**Task to complete:** Figure out how many lines of the material below contain the word "primera". Answer with the number only.

**Material shown:**
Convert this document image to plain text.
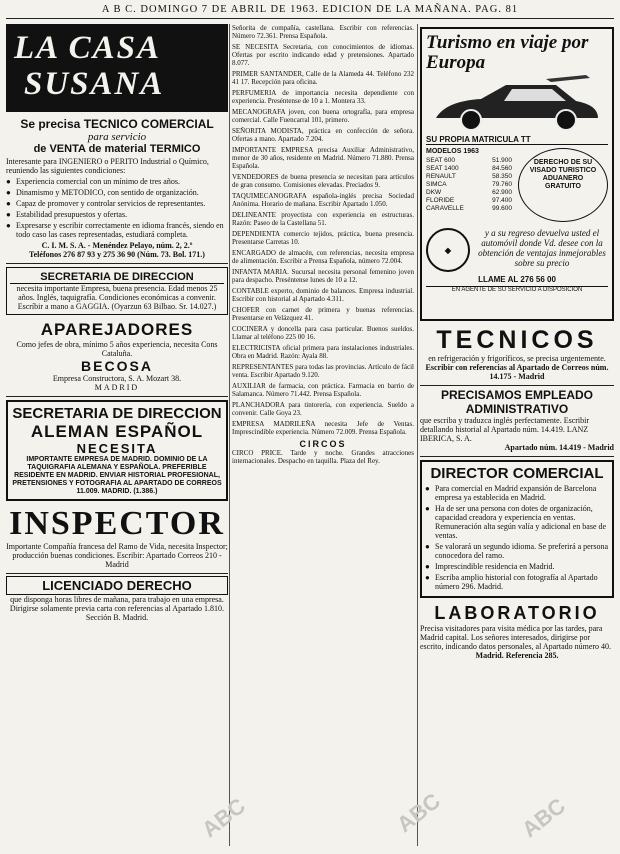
A B C. DOMINGO 7 DE ABRIL DE 1963. EDICION DE LA MAÑANA. PAG. 81
LA CASA
SUSANA
Se precisa TECNICO COMERCIAL
para servicio
de VENTA de material TERMICO
Interesante para INGENIERO o PERITO Industrial o Químico, reuniendo las siguientes condiciones:
● Experiencia comercial con un mínimo de tres años.
● Dinamismo y METODICO, con sentido de organización.
● Capaz de promover y controlar servicios de representantes.
● Estabilidad presupuestos y ofertas.
● Expresarse y escribir correctamente en idioma francés, siendo en todo caso las cases representadas, estudiará completa.
C. I. M. S. A. - Menéndez Pelayo, núm. 2, 2.º
Teléfonos 276 87 93 y 275 36 90 (Núm. 73. Bol. 171.)
SECRETARIA DE DIRECCION
necesita importante Empresa, buena presencia. Edad menos 25 años. Inglés, taquigrafía. Condiciones económicas a convenir. Escríbir a mano a GAGGIA. (Oyarzun 63 Bilbao. Sr. 14.027.)
APAREJADORES
Como jefes de obra, mínimo 5 años experiencia, necesita Cons Cataluña.
BECOSA
Empresa Constructora, S. A. Mozart 38.
MADRID
SECRETARIA DE DIRECCION
ALEMAN ESPAÑOL
NECESITA
IMPORTANTE EMPRESA DE MADRID. DOMINIO DE LA TAQUIGRAFIA ALEMANA Y ESPAÑOLA. PREFERIBLE RESIDENTE EN MADRID. ENVIAR HISTORIAL PROFESIONAL, PRETENSIONES Y FOTOGRAFIA AL APARTADO DE CORREOS 11.009. MADRID. (1.386.)
INSPECTOR
Importante Compañía francesa del Ramo de Vida, necesita Inspector; producción buenas condiciones. Escribir: Apartado Correos 210 - Madrid
LICENCIADO DERECHO
que disponga horas libres de mañana, para trabajo en una empresa. Dirigirse solamente previa carta con referencias al Apartado 1.810. Sección B. Madrid.
Señorita de compañía, castellana. Escribir con referencias. Número 72.361. Prensa Española.
SE NECESITA Secretaria, con conocimientos de idiomas. Ofertas por escrito indicando edad y pretensiones. Apartado 8.077.
PRIMER SANTANDER, Calle de la Alameda 44. Teléfono 232 41 17. Recepción para oficina.
PERFUMERIA de importancia necesita dependiente con experiencia. Preséntense de 10 a 1. Montera 33.
MECANOGRAFA joven, con buena ortografía, para empresa comercial. Calle Fuencarral 101, primero.
SEÑORITA MODISTA, práctica en confección de señora. Ofertas a mano. Apartado 7.204.
IMPORTANTE EMPRESA precisa Auxiliar Administrativo, menor de 30 años, residente en Madrid. Número 71.880. Prensa Española.
VENDEDORES de buena presencia se necesitan para artículos de gran consumo. Comisiones elevadas. Preciados 9.
TAQUIMECANOGRAFA española-inglés precisa Sociedad Anónima. Horario de mañana. Escribir Apartado 1.050.
DELINEANTE proyectista con experiencia en estructuras. Razón: Paseo de la Castellana 51.
DEPENDIENTA comercio tejidos, práctica, buena presencia. Presentarse Carretas 10.
ENCARGADO de almacén, con referencias, necesita empresa de alimentación. Escribir a Prensa Española, número 72.004.
INFANTA MARIA. Sucursal necesita personal femenino joven para despacho. Preséntense lunes de 10 a 12.
CONTABLE experto, dominio de balances. Empresa industrial. Escribir con historial al Apartado 4.311.
CHOFER con carnet de primera y buenas referencias. Presentarse en Velázquez 41.
COCINERA y doncella para casa particular. Buenos sueldos. Llamar al teléfono 225 00 16.
ELECTRICISTA oficial primera para instalaciones industriales. Obra en Madrid. Razón: Ayala 88.
REPRESENTANTES para todas las provincias. Artículo de fácil venta. Escribir Apartado 9.120.
AUXILIAR de farmacia, con práctica. Farmacia en barrio de Salamanca. Número 71.442. Prensa Española.
PLANCHADORA para tintorería, con experiencia. Sueldo a convenir. Calle Goya 23.
EMPRESA MADRILEÑA necesita Jefe de Ventas. Imprescindible experiencia. Número 72.009. Prensa Española.
CIRCOS
CIRCO PRICE. Tarde y noche. Grandes atracciones internacionales. Despacho en taquilla. Plaza del Rey.
Turismo en viaje por Europa
SU PROPIA MATRICULA TT
MODELOS 1963
SEAT 600	51.900
SEAT 1400	84.560
RENAULT	58.350
SIMCA	79.760
DKW	62.900
FLORIDE	97.400
CARAVELLE	99.600
DERECHO DE SU VISADO TURISTICO ADUANERO GRATUITO
◆
y a su regreso devuelva usted el automóvil donde Vd. desee con la obtención de ventajas inmejorables sobre su precio
LLAME AL 276 56 00
EN AGENTE DE SU SERVICIO A DISPOSICION
TECNICOS
en refrigeración y frigoríficos, se precisa urgentemente.
Escribir con referencias al Apartado de Correos núm. 14.175 - Madrid
PRECISAMOS EMPLEADO
ADMINISTRATIVO
que escriba y traduzca inglés perfectamente. Escribir detallando historial al Apartado núm. 14.419. LANZ IBERICA, S. A.
Apartado núm. 14.419 - Madrid
DIRECTOR COMERCIAL
● Para comercial en Madrid expansión de Barcelona empresa ya establecida en Madrid.
● Ha de ser una persona con dotes de organización, capacidad creadora y experiencia en ventas. Remuneración alta según valía y adicional en base de ventas.
● Se valorará un segundo idioma. Se preferirá a persona conocedora del ramo.
● Imprescindible residencia en Madrid.
● Escriba amplio historial con fotografía al Apartado número 296. Madrid.
LABORATORIO
Precisa visitadores para visita médica por las tardes, para Madrid capital. Los señores interesados, dirigirse por escrito, indicando datos personales, al Apartado número 40.
Madrid. Referencia 285.
ABC	ABC	ABC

**The response:** 2